AbdelrahmanHassan's picture
Upload fine-tuned Whisper model for Egyptian Arabic
0d6555d verified
metadata
license: apache-2.0
base_model: openai/whisper-large-v3
tags:
  - whisper
  - automatic-speech-recognition
  - speech
  - audio
  - arabic
  - egyptian-arabic
  - pytorch
  - lora
  - peft
language:
  - ar
datasets:
  - MightyStudent/Egyptian-ASR-MGB-3
metrics:
  - wer
model-index:
  - name: AbdelrahmanHassan/whisper-large-v3-egyptian-arabic
    results:
      - task:
          type: automatic-speech-recognition
          name: Automatic Speech Recognition
        dataset:
          name: Egyptian-ASR-MGB-3
          type: MightyStudent/Egyptian-ASR-MGB-3
        metrics:
          - type: wer
            value: 0.4739
            name: Word Error Rate

Whisper Large V3 Fine-tuned for Egyptian Arabic

This model is a fine-tuned version of openai/whisper-large-v3 on the Egyptian-ASR-MGB-3 dataset.

[Document understanding data]
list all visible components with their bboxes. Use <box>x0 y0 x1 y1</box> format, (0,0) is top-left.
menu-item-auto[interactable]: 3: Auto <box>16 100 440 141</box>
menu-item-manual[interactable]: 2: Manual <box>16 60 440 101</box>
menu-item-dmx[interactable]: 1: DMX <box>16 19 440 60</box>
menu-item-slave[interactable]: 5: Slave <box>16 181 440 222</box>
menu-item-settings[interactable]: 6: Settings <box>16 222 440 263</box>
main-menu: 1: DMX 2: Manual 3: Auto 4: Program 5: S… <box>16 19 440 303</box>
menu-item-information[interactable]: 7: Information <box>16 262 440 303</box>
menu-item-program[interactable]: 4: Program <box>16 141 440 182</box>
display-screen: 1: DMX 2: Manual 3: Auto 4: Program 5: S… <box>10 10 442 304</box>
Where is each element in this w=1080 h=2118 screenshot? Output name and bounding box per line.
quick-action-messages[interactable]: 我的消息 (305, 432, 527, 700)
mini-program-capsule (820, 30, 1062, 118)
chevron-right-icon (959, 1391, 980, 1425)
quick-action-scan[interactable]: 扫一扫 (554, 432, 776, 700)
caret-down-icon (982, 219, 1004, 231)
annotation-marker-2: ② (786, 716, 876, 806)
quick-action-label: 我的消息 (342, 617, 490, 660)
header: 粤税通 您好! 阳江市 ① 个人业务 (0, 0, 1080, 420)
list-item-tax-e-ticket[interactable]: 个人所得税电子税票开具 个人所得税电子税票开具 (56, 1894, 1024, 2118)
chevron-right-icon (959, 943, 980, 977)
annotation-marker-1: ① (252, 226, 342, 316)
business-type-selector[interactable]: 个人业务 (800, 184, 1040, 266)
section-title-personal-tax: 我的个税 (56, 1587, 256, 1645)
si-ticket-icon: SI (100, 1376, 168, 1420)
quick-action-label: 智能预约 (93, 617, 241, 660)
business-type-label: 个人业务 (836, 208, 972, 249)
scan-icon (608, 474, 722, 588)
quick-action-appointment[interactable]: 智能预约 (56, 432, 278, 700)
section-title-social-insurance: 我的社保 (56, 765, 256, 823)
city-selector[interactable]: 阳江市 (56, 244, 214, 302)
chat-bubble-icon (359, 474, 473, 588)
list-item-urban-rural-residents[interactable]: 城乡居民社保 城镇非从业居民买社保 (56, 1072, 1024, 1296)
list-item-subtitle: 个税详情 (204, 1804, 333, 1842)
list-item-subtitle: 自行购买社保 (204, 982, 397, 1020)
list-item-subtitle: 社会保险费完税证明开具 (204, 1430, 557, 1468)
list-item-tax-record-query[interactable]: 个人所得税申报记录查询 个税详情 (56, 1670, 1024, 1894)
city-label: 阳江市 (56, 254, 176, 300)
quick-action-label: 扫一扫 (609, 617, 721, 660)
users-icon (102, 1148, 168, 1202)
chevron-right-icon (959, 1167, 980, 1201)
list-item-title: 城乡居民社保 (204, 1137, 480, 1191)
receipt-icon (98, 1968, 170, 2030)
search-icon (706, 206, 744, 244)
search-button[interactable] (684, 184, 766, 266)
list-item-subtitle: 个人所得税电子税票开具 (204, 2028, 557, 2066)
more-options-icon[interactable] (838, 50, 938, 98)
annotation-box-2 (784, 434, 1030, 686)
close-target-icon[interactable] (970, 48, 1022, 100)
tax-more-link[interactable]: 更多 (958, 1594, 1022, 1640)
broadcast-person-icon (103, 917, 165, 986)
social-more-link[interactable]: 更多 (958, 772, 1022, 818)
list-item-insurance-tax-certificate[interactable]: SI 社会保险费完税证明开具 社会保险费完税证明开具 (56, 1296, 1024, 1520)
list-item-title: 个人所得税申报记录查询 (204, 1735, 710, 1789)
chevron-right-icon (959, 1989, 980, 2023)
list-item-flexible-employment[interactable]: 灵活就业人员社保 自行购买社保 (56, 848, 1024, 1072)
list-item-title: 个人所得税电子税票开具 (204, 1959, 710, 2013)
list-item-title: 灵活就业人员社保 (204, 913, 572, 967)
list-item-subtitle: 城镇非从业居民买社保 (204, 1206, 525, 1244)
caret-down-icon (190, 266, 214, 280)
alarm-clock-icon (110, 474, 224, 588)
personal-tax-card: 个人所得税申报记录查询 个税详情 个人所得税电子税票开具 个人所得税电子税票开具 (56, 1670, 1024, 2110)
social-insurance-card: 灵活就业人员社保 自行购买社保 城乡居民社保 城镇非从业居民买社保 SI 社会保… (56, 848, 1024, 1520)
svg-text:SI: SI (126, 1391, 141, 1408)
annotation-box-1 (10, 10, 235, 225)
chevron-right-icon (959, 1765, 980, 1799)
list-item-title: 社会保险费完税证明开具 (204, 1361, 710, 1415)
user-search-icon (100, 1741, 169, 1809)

= The task =
Continue the model card for the Egyptian Arabic Whisper model from where it stops. The lines are separate material, unrelated to the text.

= Output for this exercise =
Model Description

This model has been fine-tuned using LoRA (Low-Rank Adaptation) to improve automatic speech recognition performance on Egyptian Arabic dialect.

Training Details

  • Base Model: openai/whisper-large-v3
  • Fine-tuning Method: LoRA (Low-Rank Adaptation)
  • Dataset: Egyptian-ASR-MGB-3
  • Language: Egyptian Arabic
  • Training Steps: 100
  • Batch Size: 1 (with gradient accumulation steps: 8)
  • Learning Rate: 1e-4

LoRA Configuration

  • Rank (r): 8
  • Alpha: 32
  • Target Modules: ["q_proj", "v_proj"]
  • Dropout: 0.1

Performance

  • Word Error Rate (WER): 0.4739

Usage

import torch
from transformers import WhisperProcessor, AutoModelForSpeechSeq2Seq
from peft import PeftModel
import librosa

# Load the model and processor
processor = WhisperProcessor.from_pretrained("AbdelrahmanHassan/whisper-large-v3-egyptian-arabic")
model = AutoModelForSpeechSeq2Seq.from_pretrained(
    "openai/whisper-large-v3",
    torch_dtype=torch.float16,
    low_cpu_mem_usage=True,
    use_safetensors=True
)

# Load the LoRA adapter
model = PeftModel.from_pretrained(model, "AbdelrahmanHassan/whisper-large-v3-egyptian-arabic")

# Load and process audio
audio, sr = librosa.load("path_to_audio.wav", sr=16000)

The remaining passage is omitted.